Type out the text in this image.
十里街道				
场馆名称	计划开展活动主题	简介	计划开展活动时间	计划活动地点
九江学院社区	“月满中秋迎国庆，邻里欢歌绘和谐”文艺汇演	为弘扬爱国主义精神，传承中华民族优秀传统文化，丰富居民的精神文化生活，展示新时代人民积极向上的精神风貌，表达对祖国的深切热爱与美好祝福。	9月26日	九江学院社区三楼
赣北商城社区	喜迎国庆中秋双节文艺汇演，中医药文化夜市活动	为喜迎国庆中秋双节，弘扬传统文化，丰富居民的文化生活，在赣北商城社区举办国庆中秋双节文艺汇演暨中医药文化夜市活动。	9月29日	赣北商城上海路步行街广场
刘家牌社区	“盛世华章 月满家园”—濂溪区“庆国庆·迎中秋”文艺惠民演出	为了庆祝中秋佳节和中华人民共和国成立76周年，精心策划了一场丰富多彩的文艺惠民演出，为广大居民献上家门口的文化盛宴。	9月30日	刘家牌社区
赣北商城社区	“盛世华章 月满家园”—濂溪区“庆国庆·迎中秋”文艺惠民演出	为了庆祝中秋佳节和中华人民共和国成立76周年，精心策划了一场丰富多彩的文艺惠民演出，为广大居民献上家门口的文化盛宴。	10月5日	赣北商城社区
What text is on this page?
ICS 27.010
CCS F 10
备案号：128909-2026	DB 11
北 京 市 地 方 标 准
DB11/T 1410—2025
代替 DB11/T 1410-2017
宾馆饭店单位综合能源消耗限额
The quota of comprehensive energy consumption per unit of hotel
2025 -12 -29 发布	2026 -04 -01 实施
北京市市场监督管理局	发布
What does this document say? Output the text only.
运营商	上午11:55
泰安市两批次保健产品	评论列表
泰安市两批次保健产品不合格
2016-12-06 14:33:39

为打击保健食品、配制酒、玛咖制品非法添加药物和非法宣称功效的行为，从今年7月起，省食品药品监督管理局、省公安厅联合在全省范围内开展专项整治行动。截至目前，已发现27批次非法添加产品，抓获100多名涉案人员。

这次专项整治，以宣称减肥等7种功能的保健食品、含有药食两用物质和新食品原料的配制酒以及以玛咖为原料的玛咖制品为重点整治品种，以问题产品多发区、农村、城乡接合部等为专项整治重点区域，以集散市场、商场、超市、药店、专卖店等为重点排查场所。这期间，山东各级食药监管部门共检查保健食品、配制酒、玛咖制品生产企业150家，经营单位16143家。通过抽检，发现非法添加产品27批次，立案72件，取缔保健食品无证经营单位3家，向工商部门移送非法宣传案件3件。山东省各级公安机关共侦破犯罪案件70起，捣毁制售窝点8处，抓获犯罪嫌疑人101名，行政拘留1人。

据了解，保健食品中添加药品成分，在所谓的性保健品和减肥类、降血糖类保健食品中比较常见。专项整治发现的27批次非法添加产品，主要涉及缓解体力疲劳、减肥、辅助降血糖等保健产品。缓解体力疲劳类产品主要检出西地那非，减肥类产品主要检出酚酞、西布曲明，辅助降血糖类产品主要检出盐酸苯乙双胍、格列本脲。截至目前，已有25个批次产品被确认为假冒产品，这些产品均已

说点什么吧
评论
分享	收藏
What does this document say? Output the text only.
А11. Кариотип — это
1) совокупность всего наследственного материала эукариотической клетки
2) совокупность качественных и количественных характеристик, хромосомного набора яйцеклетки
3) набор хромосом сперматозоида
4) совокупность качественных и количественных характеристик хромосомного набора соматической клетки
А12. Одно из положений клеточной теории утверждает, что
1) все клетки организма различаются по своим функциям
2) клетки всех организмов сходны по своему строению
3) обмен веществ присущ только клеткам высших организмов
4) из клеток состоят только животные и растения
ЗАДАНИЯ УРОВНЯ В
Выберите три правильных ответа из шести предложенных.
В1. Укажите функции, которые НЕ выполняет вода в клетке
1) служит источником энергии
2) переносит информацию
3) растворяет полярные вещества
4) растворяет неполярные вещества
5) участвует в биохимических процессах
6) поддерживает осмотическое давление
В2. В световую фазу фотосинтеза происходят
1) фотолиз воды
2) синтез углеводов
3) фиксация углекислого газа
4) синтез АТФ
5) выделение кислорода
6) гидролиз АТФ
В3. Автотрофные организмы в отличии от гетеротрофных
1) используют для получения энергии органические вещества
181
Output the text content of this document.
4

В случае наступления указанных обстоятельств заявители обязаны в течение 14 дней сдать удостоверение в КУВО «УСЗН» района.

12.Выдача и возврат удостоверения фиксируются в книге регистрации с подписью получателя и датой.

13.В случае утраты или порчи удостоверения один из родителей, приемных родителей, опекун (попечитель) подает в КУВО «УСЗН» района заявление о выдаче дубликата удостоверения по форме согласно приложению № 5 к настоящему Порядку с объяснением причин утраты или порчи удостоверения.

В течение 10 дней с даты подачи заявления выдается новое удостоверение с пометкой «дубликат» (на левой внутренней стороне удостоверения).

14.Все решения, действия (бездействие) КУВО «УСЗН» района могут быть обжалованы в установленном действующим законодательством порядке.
----------
Copy all lines from the material that hold "удостоверение".

В случае наступления указанных обстоятельств заявители обязаны в течение 14 дней сдать удостоверение в КУВО «УСЗН» района.
В течение 10 дней с даты подачи заявления выдается новое удостоверение с пометкой «дубликат» (на левой внутренней стороне удостоверения).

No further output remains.